- Exercise requirements
Put every line of the entries below into a numbered list, omitting any blank lines.

- Stored data
··········

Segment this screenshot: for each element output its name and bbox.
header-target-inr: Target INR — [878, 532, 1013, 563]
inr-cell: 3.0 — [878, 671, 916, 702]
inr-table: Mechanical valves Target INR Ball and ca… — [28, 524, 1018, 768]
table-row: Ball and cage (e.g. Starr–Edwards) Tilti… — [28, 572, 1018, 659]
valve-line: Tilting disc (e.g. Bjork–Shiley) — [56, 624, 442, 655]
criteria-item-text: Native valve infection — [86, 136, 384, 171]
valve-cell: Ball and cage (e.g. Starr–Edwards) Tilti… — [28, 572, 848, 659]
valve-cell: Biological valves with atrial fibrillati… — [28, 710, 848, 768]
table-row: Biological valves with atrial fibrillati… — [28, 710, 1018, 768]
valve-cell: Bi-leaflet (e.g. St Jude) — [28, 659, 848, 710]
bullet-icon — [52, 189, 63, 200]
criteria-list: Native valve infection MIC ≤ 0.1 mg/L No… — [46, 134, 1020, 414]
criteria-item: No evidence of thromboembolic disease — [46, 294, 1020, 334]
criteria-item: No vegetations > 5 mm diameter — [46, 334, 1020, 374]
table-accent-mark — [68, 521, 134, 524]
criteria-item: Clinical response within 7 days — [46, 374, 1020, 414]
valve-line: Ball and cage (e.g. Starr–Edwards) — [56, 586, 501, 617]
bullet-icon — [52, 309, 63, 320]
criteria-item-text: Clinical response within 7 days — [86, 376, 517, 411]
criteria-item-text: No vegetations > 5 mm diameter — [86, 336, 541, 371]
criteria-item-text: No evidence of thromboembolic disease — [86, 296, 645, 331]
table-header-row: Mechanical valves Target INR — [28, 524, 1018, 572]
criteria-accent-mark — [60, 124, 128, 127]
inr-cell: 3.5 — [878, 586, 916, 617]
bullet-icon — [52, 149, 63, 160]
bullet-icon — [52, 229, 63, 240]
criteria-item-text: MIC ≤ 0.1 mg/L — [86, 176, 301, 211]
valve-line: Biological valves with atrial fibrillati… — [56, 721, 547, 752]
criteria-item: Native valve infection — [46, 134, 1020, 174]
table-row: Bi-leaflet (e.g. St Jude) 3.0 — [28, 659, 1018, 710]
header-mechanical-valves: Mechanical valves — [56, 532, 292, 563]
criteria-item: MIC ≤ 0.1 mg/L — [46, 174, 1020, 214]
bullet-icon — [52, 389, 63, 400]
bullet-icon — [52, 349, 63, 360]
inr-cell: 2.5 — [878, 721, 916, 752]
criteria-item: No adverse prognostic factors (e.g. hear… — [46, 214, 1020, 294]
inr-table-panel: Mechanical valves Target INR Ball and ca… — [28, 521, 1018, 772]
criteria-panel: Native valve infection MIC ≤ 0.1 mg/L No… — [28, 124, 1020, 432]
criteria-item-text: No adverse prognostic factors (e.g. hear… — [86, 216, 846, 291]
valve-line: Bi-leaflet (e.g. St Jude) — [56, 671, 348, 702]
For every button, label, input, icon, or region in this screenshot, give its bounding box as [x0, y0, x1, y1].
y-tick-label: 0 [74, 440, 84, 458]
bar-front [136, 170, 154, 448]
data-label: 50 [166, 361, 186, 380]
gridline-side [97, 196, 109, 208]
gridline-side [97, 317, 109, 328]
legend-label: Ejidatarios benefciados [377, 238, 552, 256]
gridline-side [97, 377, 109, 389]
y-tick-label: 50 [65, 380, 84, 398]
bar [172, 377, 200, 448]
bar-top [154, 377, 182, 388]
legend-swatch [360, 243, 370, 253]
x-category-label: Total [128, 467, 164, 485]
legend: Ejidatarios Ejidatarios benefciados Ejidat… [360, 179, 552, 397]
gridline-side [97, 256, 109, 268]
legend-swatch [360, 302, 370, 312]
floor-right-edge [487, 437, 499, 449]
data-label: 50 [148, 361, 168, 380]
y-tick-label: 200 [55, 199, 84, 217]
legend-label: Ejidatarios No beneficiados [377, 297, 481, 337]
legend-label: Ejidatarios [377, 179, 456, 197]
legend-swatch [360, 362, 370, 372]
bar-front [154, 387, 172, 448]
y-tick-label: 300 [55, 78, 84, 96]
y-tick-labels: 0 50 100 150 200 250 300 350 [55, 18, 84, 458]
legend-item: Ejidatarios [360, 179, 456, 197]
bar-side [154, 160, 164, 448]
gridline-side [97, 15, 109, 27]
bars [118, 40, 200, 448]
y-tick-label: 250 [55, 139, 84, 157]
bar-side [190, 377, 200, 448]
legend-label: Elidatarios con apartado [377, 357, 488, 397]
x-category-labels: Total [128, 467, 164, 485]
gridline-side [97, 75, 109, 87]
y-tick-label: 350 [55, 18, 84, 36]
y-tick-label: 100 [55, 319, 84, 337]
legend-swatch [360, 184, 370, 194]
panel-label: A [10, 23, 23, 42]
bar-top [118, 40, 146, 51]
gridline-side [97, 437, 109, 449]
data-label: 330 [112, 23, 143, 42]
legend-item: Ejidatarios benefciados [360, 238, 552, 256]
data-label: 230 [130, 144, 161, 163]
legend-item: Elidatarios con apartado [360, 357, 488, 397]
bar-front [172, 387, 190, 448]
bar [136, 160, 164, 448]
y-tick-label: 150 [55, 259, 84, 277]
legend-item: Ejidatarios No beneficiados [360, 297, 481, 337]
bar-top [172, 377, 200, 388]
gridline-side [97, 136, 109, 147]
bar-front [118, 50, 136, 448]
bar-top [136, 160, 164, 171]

··········

- Exercise result
1. Segment this screenshot: for each element output its name and bbox.
2. header-target-inr: Target INR — [878, 532, 1013, 563]
3. inr-cell: 3.0 — [878, 671, 916, 702]
4. inr-table: Mechanical valves Target INR Ball and ca… — [28, 524, 1018, 768]
5. table-row: Ball and cage (e.g. Starr–Edwards) Tilti… — [28, 572, 1018, 659]
6. valve-line: Tilting disc (e.g. Bjork–Shiley) — [56, 624, 442, 655]
7. criteria-item-text: Native valve infection — [86, 136, 384, 171]
8. valve-cell: Ball and cage (e.g. Starr–Edwards) Tilti… — [28, 572, 848, 659]
9. valve-cell: Biological valves with atrial fibrillati… — [28, 710, 848, 768]
10. table-row: Biological valves with atrial fibrillati… — [28, 710, 1018, 768]
11. valve-cell: Bi-leaflet (e.g. St Jude) — [28, 659, 848, 710]
12. bullet-icon — [52, 189, 63, 200]
13. criteria-list: Native valve infection MIC ≤ 0.1 mg/L No… — [46, 134, 1020, 414]
14. criteria-item: No evidence of thromboembolic disease — [46, 294, 1020, 334]
15. criteria-item: No vegetations > 5 mm diameter — [46, 334, 1020, 374]
16. table-accent-mark — [68, 521, 134, 524]
17. criteria-item: Clinical response within 7 days — [46, 374, 1020, 414]
18. valve-line: Ball and cage (e.g. Starr–Edwards) — [56, 586, 501, 617]
19. bullet-icon — [52, 309, 63, 320]
20. criteria-item-text: Clinical response within 7 days — [86, 376, 517, 411]
21. criteria-item-text: No vegetations > 5 mm diameter — [86, 336, 541, 371]
22. criteria-item-text: No evidence of thromboembolic disease — [86, 296, 645, 331]
23. table-header-row: Mechanical valves Target INR — [28, 524, 1018, 572]
24. criteria-accent-mark — [60, 124, 128, 127]
25. inr-cell: 3.5 — [878, 586, 916, 617]
26. bullet-icon — [52, 149, 63, 160]
27. bullet-icon — [52, 229, 63, 240]
28. criteria-item-text: MIC ≤ 0.1 mg/L — [86, 176, 301, 211]
29. valve-line: Biological valves with atrial fibrillati… — [56, 721, 547, 752]
30. criteria-item: Native valve infection — [46, 134, 1020, 174]
31. table-row: Bi-leaflet (e.g. St Jude) 3.0 — [28, 659, 1018, 710]
32. header-mechanical-valves: Mechanical valves — [56, 532, 292, 563]
33. criteria-item: MIC ≤ 0.1 mg/L — [46, 174, 1020, 214]
34. bullet-icon — [52, 389, 63, 400]
35. bullet-icon — [52, 349, 63, 360]
36. inr-cell: 2.5 — [878, 721, 916, 752]
37. criteria-item: No adverse prognostic factors (e.g. hear… — [46, 214, 1020, 294]
38. inr-table-panel: Mechanical valves Target INR Ball and ca… — [28, 521, 1018, 772]
39. criteria-panel: Native valve infection MIC ≤ 0.1 mg/L No… — [28, 124, 1020, 432]
40. criteria-item-text: No adverse prognostic factors (e.g. hear… — [86, 216, 846, 291]
41. valve-line: Bi-leaflet (e.g. St Jude) — [56, 671, 348, 702]
42. For every button, label, input, icon, or region in this screenshot, give its bounding box as [x0, y0, x1, y1].
43. y-tick-label: 0 [74, 440, 84, 458]
44. bar-front [136, 170, 154, 448]
45. data-label: 50 [166, 361, 186, 380]
46. gridline-side [97, 196, 109, 208]
47. gridline-side [97, 317, 109, 328]
48. legend-label: Ejidatarios benefciados [377, 238, 552, 256]
49. gridline-side [97, 377, 109, 389]
50. y-tick-label: 50 [65, 380, 84, 398]
51. bar [172, 377, 200, 448]
52. bar-top [154, 377, 182, 388]
53. legend-swatch [360, 243, 370, 253]
54. x-category-label: Total [128, 467, 164, 485]
55. legend: Ejidatarios Ejidatarios benefciados Ejidat… [360, 179, 552, 397]
56. gridline-side [97, 256, 109, 268]
57. legend-swatch [360, 302, 370, 312]
58. floor-right-edge [487, 437, 499, 449]
59. data-label: 50 [148, 361, 168, 380]
60. y-tick-label: 200 [55, 199, 84, 217]
61. legend-label: Ejidatarios No beneficiados [377, 297, 481, 337]
62. legend-label: Ejidatarios [377, 179, 456, 197]
63. legend-swatch [360, 362, 370, 372]
64. bar-front [154, 387, 172, 448]
65. y-tick-label: 300 [55, 78, 84, 96]
66. y-tick-labels: 0 50 100 150 200 250 300 350 [55, 18, 84, 458]
67. legend-item: Ejidatarios [360, 179, 456, 197]
68. bar-side [154, 160, 164, 448]
69. gridline-side [97, 15, 109, 27]
70. bars [118, 40, 200, 448]
71. y-tick-label: 250 [55, 139, 84, 157]
72. bar-side [190, 377, 200, 448]
73. legend-label: Elidatarios con apartado [377, 357, 488, 397]
74. x-category-labels: Total [128, 467, 164, 485]
75. gridline-side [97, 75, 109, 87]
76. y-tick-label: 350 [55, 18, 84, 36]
77. y-tick-label: 100 [55, 319, 84, 337]
78. legend-swatch [360, 184, 370, 194]
79. panel-label: A [10, 23, 23, 42]
80. bar-top [118, 40, 146, 51]
81. gridline-side [97, 437, 109, 449]
82. data-label: 330 [112, 23, 143, 42]
83. legend-item: Ejidatarios benefciados [360, 238, 552, 256]
84. data-label: 230 [130, 144, 161, 163]
85. legend-item: Elidatarios con apartado [360, 357, 488, 397]
86. bar-front [172, 387, 190, 448]
87. bar [136, 160, 164, 448]
88. y-tick-label: 150 [55, 259, 84, 277]
89. legend-item: Ejidatarios No beneficiados [360, 297, 481, 337]
90. bar-top [172, 377, 200, 388]
91. gridline-side [97, 136, 109, 147]
92. bar-front [118, 50, 136, 448]
93. bar-top [136, 160, 164, 171]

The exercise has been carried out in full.